### Text extract:
-------------------------
CLA-2-19:OT:RR:NC:N2:228

Ms. Sheri Lawson
Willson International, Inc.
160 Wales Avenue, Ste, 100
Tonawanda, NY 14150

RE: The tariff classification, country of origin, and country of origin marking of rice products from the United Kindom

Dear Ms. Lawson:

In your letter dated December 10, 2015, you requested a tariff classification, country of origin, and country of origin marking ruling on behalf of Dainty Foods, Canada.

Product specification sheets, and a process flow diagram accompanied your inquiry. Samples of the products were not submitted for review. Basmati Rice (item# BR001), Brown Rice (item# WR001), and Long Grain Rice (item# LG001) are said to be shelf-stable, cooked rice products, packed in flexible retort pouches that have been sterilized. Basmati Rice is made from 60 percent water, 38 percent parboiled basmati rice, and 2 percent sunflower oil. Long Grain Rice is made from 58 percent water, 40 percent parboiled white long grain rice, and 2 percent sunflower oil. Brown Rice is made from 57 percent water, 42 percent parboiled brown long grain rice, and 1 percent sunflower oil.

The basmati rice originates in India. The long grain rice is a product of Thailand, Spain, Brazil, or Greece. The brown long grain rice is a product of the United States (U.S.), Spain, Argentina, or Brazil. The water will be sourced from the United Kingdom (UK); and the sunflower oil will be sourced from France, or the UK. Each pouch of each product will contain rice from only one country. The ingredients will be combined in Wales, UK, and go through a thermal retort process to fully cook the products in pouches. The consumer can cook them in a microwave for 90 seconds on 750 W or 2 minutes on 650 W. The products can also be cooked in a wok or pan with 15 ml water for 3-4 minutes.

In your letter, you suggested that when the Brown Rice is produced using the U.S. rice and returned to the United States, it will be classified under subheading 9801.00.1098, Harmonized Tariff Schedule of the United States (HTSUS), which provides for other products of the United States when returned after having been exported, without having been advanced in value or improved in condition by any process of manufacture or other means while abroad. We disagree. The exported U.S. rice has been cooked in Wales, UK. The cooking process disqualifies the returned Brown Rice for subheading 9801.00.1098, HTSUS.
-------------------------
### Parts of the exercise:
**a)** List each product named in the ruling letter, together with its item number.
**b)** Continue the ruling letter on rice products beyond its final sentence.

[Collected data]
-------------------------
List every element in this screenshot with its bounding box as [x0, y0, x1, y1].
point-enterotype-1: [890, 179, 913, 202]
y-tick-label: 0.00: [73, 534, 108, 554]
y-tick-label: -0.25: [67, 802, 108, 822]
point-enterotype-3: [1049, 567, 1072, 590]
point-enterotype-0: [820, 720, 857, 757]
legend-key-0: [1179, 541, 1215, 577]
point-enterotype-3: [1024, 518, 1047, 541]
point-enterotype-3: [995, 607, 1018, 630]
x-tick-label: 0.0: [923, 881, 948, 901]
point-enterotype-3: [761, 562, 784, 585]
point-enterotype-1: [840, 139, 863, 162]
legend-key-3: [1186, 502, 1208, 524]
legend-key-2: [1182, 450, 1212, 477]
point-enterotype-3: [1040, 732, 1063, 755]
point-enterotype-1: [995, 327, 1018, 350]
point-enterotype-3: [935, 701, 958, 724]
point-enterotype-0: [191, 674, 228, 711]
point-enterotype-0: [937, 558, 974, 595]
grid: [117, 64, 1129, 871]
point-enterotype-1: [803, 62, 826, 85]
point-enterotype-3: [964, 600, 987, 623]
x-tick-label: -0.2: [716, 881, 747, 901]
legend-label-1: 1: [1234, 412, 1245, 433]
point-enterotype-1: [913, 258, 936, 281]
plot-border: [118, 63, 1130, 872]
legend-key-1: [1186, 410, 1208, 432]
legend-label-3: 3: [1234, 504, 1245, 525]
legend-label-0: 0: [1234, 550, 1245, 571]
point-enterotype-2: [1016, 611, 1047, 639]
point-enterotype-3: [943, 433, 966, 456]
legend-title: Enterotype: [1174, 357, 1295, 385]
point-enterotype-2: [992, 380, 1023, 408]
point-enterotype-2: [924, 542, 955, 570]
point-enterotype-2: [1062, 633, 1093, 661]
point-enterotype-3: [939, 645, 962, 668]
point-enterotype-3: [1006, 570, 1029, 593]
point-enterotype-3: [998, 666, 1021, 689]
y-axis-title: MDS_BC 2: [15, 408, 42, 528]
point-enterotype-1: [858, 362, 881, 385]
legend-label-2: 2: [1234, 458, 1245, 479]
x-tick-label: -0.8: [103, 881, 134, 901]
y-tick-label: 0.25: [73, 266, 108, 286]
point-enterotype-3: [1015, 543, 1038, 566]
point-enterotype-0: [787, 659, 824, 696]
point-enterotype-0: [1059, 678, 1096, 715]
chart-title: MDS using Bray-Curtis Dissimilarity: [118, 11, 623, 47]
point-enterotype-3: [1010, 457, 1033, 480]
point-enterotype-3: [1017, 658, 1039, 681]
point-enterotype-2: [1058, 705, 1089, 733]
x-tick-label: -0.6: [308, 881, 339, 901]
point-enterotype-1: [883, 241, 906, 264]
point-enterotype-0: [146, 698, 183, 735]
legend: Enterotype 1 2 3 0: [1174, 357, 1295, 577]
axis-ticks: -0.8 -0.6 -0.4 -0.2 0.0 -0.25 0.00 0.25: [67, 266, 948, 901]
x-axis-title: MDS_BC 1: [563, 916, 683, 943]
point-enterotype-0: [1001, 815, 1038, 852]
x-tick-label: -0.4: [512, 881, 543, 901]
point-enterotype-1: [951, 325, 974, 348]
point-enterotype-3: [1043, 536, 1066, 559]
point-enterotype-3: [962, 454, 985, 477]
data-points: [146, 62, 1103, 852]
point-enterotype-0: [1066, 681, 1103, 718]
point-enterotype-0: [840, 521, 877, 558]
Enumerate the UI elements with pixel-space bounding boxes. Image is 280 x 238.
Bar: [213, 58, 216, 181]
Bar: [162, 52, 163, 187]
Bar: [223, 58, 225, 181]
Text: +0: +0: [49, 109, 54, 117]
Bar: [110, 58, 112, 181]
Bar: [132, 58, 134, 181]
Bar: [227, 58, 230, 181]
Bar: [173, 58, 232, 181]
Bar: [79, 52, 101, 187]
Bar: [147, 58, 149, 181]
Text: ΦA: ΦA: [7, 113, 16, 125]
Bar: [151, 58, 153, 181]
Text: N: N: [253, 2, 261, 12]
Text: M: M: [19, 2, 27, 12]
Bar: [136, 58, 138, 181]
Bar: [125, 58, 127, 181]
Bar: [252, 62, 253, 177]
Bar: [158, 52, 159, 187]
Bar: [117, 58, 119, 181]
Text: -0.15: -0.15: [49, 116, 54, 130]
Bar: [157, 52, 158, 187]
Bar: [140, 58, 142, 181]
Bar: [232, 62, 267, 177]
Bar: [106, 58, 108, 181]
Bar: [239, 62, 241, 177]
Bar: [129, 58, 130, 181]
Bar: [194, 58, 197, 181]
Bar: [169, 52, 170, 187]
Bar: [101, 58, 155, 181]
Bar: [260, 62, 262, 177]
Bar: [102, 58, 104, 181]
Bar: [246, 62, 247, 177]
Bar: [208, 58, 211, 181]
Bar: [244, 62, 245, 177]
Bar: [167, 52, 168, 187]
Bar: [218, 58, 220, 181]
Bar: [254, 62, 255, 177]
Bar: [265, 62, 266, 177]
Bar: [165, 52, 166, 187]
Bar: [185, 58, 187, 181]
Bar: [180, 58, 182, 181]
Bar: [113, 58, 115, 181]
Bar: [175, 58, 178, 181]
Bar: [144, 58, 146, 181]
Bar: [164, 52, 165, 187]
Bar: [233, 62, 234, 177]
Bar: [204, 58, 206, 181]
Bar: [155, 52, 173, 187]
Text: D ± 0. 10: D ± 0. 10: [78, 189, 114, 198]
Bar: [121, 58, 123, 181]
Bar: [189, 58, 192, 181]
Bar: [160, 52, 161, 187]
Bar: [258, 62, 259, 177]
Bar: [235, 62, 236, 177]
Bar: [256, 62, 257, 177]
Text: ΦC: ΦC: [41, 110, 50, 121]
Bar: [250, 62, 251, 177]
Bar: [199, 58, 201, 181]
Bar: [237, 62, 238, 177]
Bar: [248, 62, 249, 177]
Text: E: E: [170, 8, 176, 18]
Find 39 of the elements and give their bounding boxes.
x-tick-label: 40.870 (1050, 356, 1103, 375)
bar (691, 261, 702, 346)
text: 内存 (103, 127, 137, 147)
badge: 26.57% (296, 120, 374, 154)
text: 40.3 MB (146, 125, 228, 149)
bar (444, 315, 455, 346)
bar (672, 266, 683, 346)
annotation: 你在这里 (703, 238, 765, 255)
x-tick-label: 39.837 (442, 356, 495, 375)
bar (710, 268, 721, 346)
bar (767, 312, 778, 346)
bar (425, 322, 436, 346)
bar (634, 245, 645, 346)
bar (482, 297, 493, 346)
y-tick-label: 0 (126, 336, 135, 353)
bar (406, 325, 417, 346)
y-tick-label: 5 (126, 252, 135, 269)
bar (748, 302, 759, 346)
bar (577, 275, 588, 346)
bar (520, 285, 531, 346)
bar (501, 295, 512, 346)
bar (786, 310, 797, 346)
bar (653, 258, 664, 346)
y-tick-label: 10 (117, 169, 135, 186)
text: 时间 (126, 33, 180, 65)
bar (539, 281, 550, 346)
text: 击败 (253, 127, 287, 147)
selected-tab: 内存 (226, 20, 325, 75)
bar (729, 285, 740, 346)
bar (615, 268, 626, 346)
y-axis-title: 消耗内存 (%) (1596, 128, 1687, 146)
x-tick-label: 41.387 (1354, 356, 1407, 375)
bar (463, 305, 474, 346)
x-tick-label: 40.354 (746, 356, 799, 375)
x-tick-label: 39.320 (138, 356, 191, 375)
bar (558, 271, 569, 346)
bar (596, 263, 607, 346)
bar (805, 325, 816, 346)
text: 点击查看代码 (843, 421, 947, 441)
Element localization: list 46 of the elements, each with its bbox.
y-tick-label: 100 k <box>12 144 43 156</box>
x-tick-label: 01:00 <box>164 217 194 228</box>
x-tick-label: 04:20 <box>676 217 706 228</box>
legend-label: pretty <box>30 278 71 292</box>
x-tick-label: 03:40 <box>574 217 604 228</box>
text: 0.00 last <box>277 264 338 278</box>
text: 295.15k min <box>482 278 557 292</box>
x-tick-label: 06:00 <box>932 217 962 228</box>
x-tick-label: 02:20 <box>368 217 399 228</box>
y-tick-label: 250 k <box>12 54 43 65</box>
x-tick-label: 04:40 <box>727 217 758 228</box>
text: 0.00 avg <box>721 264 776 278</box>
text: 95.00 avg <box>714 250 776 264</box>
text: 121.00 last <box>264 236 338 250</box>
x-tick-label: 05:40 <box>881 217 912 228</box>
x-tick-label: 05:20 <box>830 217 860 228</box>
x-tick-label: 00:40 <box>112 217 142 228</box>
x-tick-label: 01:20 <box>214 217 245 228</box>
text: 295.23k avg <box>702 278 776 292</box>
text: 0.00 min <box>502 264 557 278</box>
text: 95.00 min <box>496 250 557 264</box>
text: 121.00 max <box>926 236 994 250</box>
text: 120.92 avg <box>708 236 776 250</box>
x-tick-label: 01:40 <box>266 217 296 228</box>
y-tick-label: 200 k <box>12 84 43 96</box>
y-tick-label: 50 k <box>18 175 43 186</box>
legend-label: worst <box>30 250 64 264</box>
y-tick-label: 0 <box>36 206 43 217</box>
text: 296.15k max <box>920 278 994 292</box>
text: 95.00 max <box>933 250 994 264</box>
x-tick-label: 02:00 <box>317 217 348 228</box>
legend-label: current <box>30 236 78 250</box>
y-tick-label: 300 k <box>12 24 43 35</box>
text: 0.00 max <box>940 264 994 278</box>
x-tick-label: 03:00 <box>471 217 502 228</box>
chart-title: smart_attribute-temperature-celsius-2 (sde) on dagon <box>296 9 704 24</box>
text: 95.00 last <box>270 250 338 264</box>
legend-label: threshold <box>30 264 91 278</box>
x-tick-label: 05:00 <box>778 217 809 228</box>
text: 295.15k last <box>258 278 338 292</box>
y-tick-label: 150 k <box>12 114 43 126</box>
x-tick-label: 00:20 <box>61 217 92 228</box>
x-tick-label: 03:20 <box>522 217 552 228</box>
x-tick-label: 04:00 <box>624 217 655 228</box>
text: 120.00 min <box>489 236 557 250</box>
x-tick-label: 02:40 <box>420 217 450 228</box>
-------------------------
### In response:
**a)** Basmati Rice (item# BR001), Brown Rice (item# WR001), Long Grain Rice (item# LG001)

**b)**
The applicable subheading for the three rice products will be 1904.90.0140, HTSUS, which provides for cereals (other than corn (maize)) in grain form . . . pre-cooked or otherwise prepared, not elsewhere specified or included . . . other . . . other. The general rate of duty will be 14 percent ad valorem.

Duty rates are provided for your convenience and are subject to change. The text of the most recent HTSUS and the accompanying duty rates are provided on the World Wide Web at http://www.usitc.gov/tata/hts/.

Articles classifiable under subheading 1904.90.0140, HTSUS, which are products of India, Brazil or Thailand may be entitled to duty free treatment under the Generalized System of Preferences (GSP) upon compliance with all applicable regulations. The GSP is subject to modification and periodic suspension, which may affect the status of your transaction at the time of entry for consumption or withdrawal from warehouse. To obtain current information on GSP, check our Web site at www.cbp.gov and search for the term “GSP”.

The marking statute, section 304, Tariff Act of 1930, as amended (19 U.S.C. 1304), provides that, unless excepted, every article of foreign origin (or its container) imported into the U.S. shall be marked in a conspicuous place as legibly, indelibly and permanently as the nature of the article (or its container) will permit, in such a manner as to indicate to the ultimate purchaser in the U.S. the English name of the country of origin of the article. Part 134, Customs and Border Protection (CBP) Regulations (19 CFR Part 134), implements the country of origin marking requirements and exceptions of 19 U.S.C. 1304.

Section 134.1(b) of the regulations, defines "country of origin" as:

the country of manufacture, production, or growth of any article of foreign origin entering the U.S. Further work or material added to an article in another country must effect a substantial transformation in order to render such other country the "country of origin" within this Part; however, for a good of a NAFTA country, the NAFTA Marking Rules will determine the country of origin.

A substantial transformation occurs when an article emerges from a process with a new name, character or use different from that possessed by the article prior to processing. United States v. Gibson-Thomsen Co., Inc., 27 CCPA 267, C.A.D. 98 (1940); National Hand Tool Corp. v. United States, 16 CIT 308 (1992), aff’d, 989 F. 2d 1201 (Fed. Cir. 1993). However, if the manufacturing or combining process is merely a minor one that leaves the identity of the article intact, a substantial transformation has not occurred. Uniroyal, Inc. v. United States, 3 CIT 220, 542 F. Supp. 1026, 1029 (1982), aff’d, 702 F.2d 1022 (Fed. Cir. 1983).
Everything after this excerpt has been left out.